__Given exercise__: Count the lines below that contain the word "Certified", and reply with only that number.

__Recorded data__:
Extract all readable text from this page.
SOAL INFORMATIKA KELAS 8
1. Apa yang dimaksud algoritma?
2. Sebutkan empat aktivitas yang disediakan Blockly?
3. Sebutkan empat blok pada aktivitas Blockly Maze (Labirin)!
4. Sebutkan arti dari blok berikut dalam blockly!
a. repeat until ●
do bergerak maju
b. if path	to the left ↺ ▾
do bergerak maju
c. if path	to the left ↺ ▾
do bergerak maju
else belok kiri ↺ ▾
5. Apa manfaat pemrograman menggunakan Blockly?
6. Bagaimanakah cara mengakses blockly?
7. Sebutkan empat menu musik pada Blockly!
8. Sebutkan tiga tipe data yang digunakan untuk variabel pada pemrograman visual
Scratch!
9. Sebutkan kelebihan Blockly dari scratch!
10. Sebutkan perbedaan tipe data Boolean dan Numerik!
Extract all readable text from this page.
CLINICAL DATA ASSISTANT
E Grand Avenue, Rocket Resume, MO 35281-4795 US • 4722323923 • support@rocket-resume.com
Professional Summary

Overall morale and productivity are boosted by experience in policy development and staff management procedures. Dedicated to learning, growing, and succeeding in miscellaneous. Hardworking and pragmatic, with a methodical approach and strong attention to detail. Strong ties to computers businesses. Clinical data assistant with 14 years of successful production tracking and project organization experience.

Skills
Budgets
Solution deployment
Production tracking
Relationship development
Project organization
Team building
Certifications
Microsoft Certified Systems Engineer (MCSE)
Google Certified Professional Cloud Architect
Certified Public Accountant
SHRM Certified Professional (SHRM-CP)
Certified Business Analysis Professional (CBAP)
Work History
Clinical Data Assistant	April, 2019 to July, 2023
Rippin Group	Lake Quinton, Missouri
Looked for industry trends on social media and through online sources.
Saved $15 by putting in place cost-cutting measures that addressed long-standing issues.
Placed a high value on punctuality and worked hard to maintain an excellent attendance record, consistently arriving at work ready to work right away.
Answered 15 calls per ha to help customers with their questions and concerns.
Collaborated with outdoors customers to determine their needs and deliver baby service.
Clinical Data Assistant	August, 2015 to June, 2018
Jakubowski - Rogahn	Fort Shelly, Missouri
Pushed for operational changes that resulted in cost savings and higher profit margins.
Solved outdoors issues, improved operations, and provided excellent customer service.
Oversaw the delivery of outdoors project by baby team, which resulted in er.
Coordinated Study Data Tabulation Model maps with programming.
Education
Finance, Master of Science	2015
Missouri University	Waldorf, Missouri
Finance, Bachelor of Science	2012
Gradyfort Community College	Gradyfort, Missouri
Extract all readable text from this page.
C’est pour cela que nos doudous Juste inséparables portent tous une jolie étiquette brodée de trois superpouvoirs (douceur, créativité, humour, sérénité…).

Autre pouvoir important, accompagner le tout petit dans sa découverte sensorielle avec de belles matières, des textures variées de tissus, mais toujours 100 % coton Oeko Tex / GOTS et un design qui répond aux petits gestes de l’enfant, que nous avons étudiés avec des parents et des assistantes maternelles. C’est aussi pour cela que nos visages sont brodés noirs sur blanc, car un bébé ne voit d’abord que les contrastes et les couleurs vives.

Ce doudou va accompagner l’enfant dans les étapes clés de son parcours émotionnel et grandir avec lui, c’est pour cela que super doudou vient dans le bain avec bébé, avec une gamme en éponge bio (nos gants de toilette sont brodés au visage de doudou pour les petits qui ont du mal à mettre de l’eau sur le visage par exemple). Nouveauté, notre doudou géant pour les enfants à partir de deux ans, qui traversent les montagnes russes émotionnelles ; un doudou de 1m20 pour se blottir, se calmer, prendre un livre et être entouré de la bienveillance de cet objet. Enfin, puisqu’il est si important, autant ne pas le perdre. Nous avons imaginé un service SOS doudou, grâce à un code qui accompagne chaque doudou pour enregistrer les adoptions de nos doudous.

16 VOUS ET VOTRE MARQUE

__Solution for this problem__: 5